» **Data for the task**:
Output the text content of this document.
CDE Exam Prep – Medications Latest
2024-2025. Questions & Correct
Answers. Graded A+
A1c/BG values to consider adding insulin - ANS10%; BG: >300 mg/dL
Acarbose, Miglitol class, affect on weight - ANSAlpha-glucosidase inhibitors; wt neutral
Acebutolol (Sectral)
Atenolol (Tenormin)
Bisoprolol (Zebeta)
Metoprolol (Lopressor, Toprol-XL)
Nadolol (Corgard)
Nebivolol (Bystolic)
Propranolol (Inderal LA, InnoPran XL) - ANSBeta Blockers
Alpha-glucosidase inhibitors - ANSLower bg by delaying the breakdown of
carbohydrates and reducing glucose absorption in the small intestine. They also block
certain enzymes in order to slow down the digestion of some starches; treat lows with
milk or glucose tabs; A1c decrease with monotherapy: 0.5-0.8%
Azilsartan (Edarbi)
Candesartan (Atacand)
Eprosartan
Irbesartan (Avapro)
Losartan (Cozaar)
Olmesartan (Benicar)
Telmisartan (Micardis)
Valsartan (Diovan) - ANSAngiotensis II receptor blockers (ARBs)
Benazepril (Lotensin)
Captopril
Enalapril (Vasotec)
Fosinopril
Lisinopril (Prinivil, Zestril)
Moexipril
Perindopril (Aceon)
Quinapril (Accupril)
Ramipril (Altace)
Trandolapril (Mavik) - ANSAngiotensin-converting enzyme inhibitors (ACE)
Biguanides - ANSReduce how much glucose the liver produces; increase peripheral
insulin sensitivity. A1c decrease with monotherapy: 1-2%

» **Task directions**:
From top to bottom, return the material above unchanged.

» **Exercise output**:
Output the text content of this document.
CDE Exam Prep – Medications Latest
2024-2025. Questions & Correct
Answers. Graded A+
A1c/BG values to consider adding insulin - ANS10%; BG: >300 mg/dL
Acarbose, Miglitol class, affect on weight - ANSAlpha-glucosidase inhibitors; wt neutral
Acebutolol (Sectral)
Atenolol (Tenormin)
Bisoprolol (Zebeta)
Metoprolol (Lopressor, Toprol-XL)
Nadolol (Corgard)
Nebivolol (Bystolic)
Propranolol (Inderal LA, InnoPran XL) - ANSBeta Blockers
Alpha-glucosidase inhibitors - ANSLower bg by delaying the breakdown of
carbohydrates and reducing glucose absorption in the small intestine. They also block
certain enzymes in order to slow down the digestion of some starches; treat lows with
milk or glucose tabs; A1c decrease with monotherapy: 0.5-0.8%
Azilsartan (Edarbi)
Candesartan (Atacand)
Eprosartan
Irbesartan (Avapro)
Losartan (Cozaar)
Olmesartan (Benicar)
Telmisartan (Micardis)
Valsartan (Diovan) - ANSAngiotensis II receptor blockers (ARBs)
Benazepril (Lotensin)
Captopril
Enalapril (Vasotec)
Fosinopril
Lisinopril (Prinivil, Zestril)
Moexipril
Perindopril (Aceon)
Quinapril (Accupril)
Ramipril (Altace)
Trandolapril (Mavik) - ANSAngiotensin-converting enzyme inhibitors (ACE)
Biguanides - ANSReduce how much glucose the liver produces; increase peripheral
insulin sensitivity. A1c decrease with monotherapy: 1-2%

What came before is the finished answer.